* Requirement *
Exactly as written, retype the listing below, omitting the pictures.
>> START
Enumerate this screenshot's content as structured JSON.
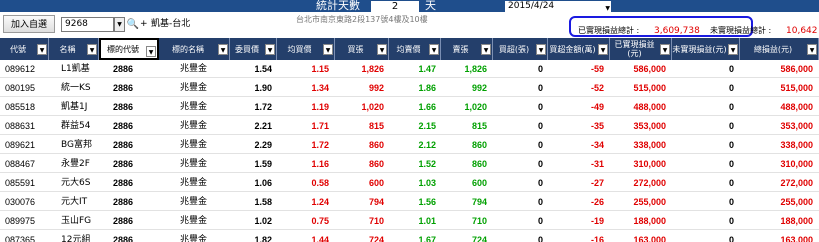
{
  "topbar": {
    "days_label": "統計天數",
    "days_value": "2",
    "days_unit": "天",
    "date_value": "2015/4/24"
  },
  "toolbar": {
    "add_label": "加入自選",
    "code_value": "9268",
    "dropdown_icon": "chevron-down-icon",
    "search_icon": "search-icon",
    "plus_icon": "plus-icon",
    "stock_name": "凱基-台北",
    "address": "台北市南京東路2段137號4樓及10樓",
    "realized_label": "已實現損益總計 :",
    "realized_value": "3,609,738",
    "unrealized_label": "未實現損益總計 :",
    "unrealized_value": "10,642"
  },
  "columns": [
    "代號",
    "名稱",
    "標的代號",
    "標的名稱",
    "委買價",
    "均買價",
    "買張",
    "均賣價",
    "賣張",
    "買超(張)",
    "買超金額(萬)",
    "已實現損益(元)",
    "未實現損益(元)",
    "總損益(元)"
  ],
  "rows": [
    {
      "code": "089612",
      "name": "L1凱基",
      "und": "2886",
      "undname": "兆豐金",
      "bid": "1.54",
      "avgbuy": "1.15",
      "buy": "1,826",
      "avgsell": "1.47",
      "sell": "1,826",
      "net": "0",
      "netamt": "-59",
      "realized": "586,000",
      "unreal": "0",
      "total": "586,000"
    },
    {
      "code": "080195",
      "name": "統一KS",
      "und": "2886",
      "undname": "兆豐金",
      "bid": "1.90",
      "avgbuy": "1.34",
      "buy": "992",
      "avgsell": "1.86",
      "sell": "992",
      "net": "0",
      "netamt": "-52",
      "realized": "515,000",
      "unreal": "0",
      "total": "515,000"
    },
    {
      "code": "085518",
      "name": "凱基1J",
      "und": "2886",
      "undname": "兆豐金",
      "bid": "1.72",
      "avgbuy": "1.19",
      "buy": "1,020",
      "avgsell": "1.66",
      "sell": "1,020",
      "net": "0",
      "netamt": "-49",
      "realized": "488,000",
      "unreal": "0",
      "total": "488,000"
    },
    {
      "code": "088631",
      "name": "群益54",
      "und": "2886",
      "undname": "兆豐金",
      "bid": "2.21",
      "avgbuy": "1.71",
      "buy": "815",
      "avgsell": "2.15",
      "sell": "815",
      "net": "0",
      "netamt": "-35",
      "realized": "353,000",
      "unreal": "0",
      "total": "353,000"
    },
    {
      "code": "089621",
      "name": "BG富邦",
      "und": "2886",
      "undname": "兆豐金",
      "bid": "2.29",
      "avgbuy": "1.72",
      "buy": "860",
      "avgsell": "2.12",
      "sell": "860",
      "net": "0",
      "netamt": "-34",
      "realized": "338,000",
      "unreal": "0",
      "total": "338,000"
    },
    {
      "code": "088467",
      "name": "永豐2F",
      "und": "2886",
      "undname": "兆豐金",
      "bid": "1.59",
      "avgbuy": "1.16",
      "buy": "860",
      "avgsell": "1.52",
      "sell": "860",
      "net": "0",
      "netamt": "-31",
      "realized": "310,000",
      "unreal": "0",
      "total": "310,000"
    },
    {
      "code": "085591",
      "name": "元大6S",
      "und": "2886",
      "undname": "兆豐金",
      "bid": "1.06",
      "avgbuy": "0.58",
      "buy": "600",
      "avgsell": "1.03",
      "sell": "600",
      "net": "0",
      "netamt": "-27",
      "realized": "272,000",
      "unreal": "0",
      "total": "272,000"
    },
    {
      "code": "030076",
      "name": "元大IT",
      "und": "2886",
      "undname": "兆豐金",
      "bid": "1.58",
      "avgbuy": "1.24",
      "buy": "794",
      "avgsell": "1.56",
      "sell": "794",
      "net": "0",
      "netamt": "-26",
      "realized": "255,000",
      "unreal": "0",
      "total": "255,000"
    },
    {
      "code": "089975",
      "name": "玉山FG",
      "und": "2886",
      "undname": "兆豐金",
      "bid": "1.02",
      "avgbuy": "0.75",
      "buy": "710",
      "avgsell": "1.01",
      "sell": "710",
      "net": "0",
      "netamt": "-19",
      "realized": "188,000",
      "unreal": "0",
      "total": "188,000"
    },
    {
      "code": "087365",
      "name": "12元組",
      "und": "2886",
      "undname": "兆豐金",
      "bid": "1.82",
      "avgbuy": "1.44",
      "buy": "724",
      "avgsell": "1.67",
      "sell": "724",
      "net": "0",
      "netamt": "-16",
      "realized": "163,000",
      "unreal": "0",
      "total": "163,000"
    }
  ],
  "colors": {
    "header_bg": "#243f6b",
    "topbar_bg": "#1f4e8c",
    "up": "#e00000",
    "down": "#00a000",
    "highlight_border": "#1a1ae0"
  }
}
>> END
* The solution *
Enumerate this screenshot's content as structured JSON.
{
  "topbar": {
    "days_label": "統計天數",
    "days_value": "2",
    "days_unit": "天",
    "date_value": "2015/4/24"
  },
  "toolbar": {
    "add_label": "加入自選",
    "code_value": "9268",
    "dropdown_icon": "chevron-down-icon",
    "search_icon": "search-icon",
    "plus_icon": "plus-icon",
    "stock_name": "凱基-台北",
    "address": "台北市南京東路2段137號4樓及10樓",
    "realized_label": "已實現損益總計 :",
    "realized_value": "3,609,738",
    "unrealized_label": "未實現損益總計 :",
    "unrealized_value": "10,642"
  },
  "columns": [
    "代號",
    "名稱",
    "標的代號",
    "標的名稱",
    "委買價",
    "均買價",
    "買張",
    "均賣價",
    "賣張",
    "買超(張)",
    "買超金額(萬)",
    "已實現損益(元)",
    "未實現損益(元)",
    "總損益(元)"
  ],
  "rows": [
    {
      "code": "089612",
      "name": "L1凱基",
      "und": "2886",
      "undname": "兆豐金",
      "bid": "1.54",
      "avgbuy": "1.15",
      "buy": "1,826",
      "avgsell": "1.47",
      "sell": "1,826",
      "net": "0",
      "netamt": "-59",
      "realized": "586,000",
      "unreal": "0",
      "total": "586,000"
    },
    {
      "code": "080195",
      "name": "統一KS",
      "und": "2886",
      "undname": "兆豐金",
      "bid": "1.90",
      "avgbuy": "1.34",
      "buy": "992",
      "avgsell": "1.86",
      "sell": "992",
      "net": "0",
      "netamt": "-52",
      "realized": "515,000",
      "unreal": "0",
      "total": "515,000"
    },
    {
      "code": "085518",
      "name": "凱基1J",
      "und": "2886",
      "undname": "兆豐金",
      "bid": "1.72",
      "avgbuy": "1.19",
      "buy": "1,020",
      "avgsell": "1.66",
      "sell": "1,020",
      "net": "0",
      "netamt": "-49",
      "realized": "488,000",
      "unreal": "0",
      "total": "488,000"
    },
    {
      "code": "088631",
      "name": "群益54",
      "und": "2886",
      "undname": "兆豐金",
      "bid": "2.21",
      "avgbuy": "1.71",
      "buy": "815",
      "avgsell": "2.15",
      "sell": "815",
      "net": "0",
      "netamt": "-35",
      "realized": "353,000",
      "unreal": "0",
      "total": "353,000"
    },
    {
      "code": "089621",
      "name": "BG富邦",
      "und": "2886",
      "undname": "兆豐金",
      "bid": "2.29",
      "avgbuy": "1.72",
      "buy": "860",
      "avgsell": "2.12",
      "sell": "860",
      "net": "0",
      "netamt": "-34",
      "realized": "338,000",
      "unreal": "0",
      "total": "338,000"
    },
    {
      "code": "088467",
      "name": "永豐2F",
      "und": "2886",
      "undname": "兆豐金",
      "bid": "1.59",
      "avgbuy": "1.16",
      "buy": "860",
      "avgsell": "1.52",
      "sell": "860",
      "net": "0",
      "netamt": "-31",
      "realized": "310,000",
      "unreal": "0",
      "total": "310,000"
    },
    {
      "code": "085591",
      "name": "元大6S",
      "und": "2886",
      "undname": "兆豐金",
      "bid": "1.06",
      "avgbuy": "0.58",
      "buy": "600",
      "avgsell": "1.03",
      "sell": "600",
      "net": "0",
      "netamt": "-27",
      "realized": "272,000",
      "unreal": "0",
      "total": "272,000"
    },
    {
      "code": "030076",
      "name": "元大IT",
      "und": "2886",
      "undname": "兆豐金",
      "bid": "1.58",
      "avgbuy": "1.24",
      "buy": "794",
      "avgsell": "1.56",
      "sell": "794",
      "net": "0",
      "netamt": "-26",
      "realized": "255,000",
      "unreal": "0",
      "total": "255,000"
    },
    {
      "code": "089975",
      "name": "玉山FG",
      "und": "2886",
      "undname": "兆豐金",
      "bid": "1.02",
      "avgbuy": "0.75",
      "buy": "710",
      "avgsell": "1.01",
      "sell": "710",
      "net": "0",
      "netamt": "-19",
      "realized": "188,000",
      "unreal": "0",
      "total": "188,000"
    },
    {
      "code": "087365",
      "name": "12元組",
      "und": "2886",
      "undname": "兆豐金",
      "bid": "1.82",
      "avgbuy": "1.44",
      "buy": "724",
      "avgsell": "1.67",
      "sell": "724",
      "net": "0",
      "netamt": "-16",
      "realized": "163,000",
      "unreal": "0",
      "total": "163,000"
    }
  ],
  "colors": {
    "header_bg": "#243f6b",
    "topbar_bg": "#1f4e8c",
    "up": "#e00000",
    "down": "#00a000",
    "highlight_border": "#1a1ae0"
  }
}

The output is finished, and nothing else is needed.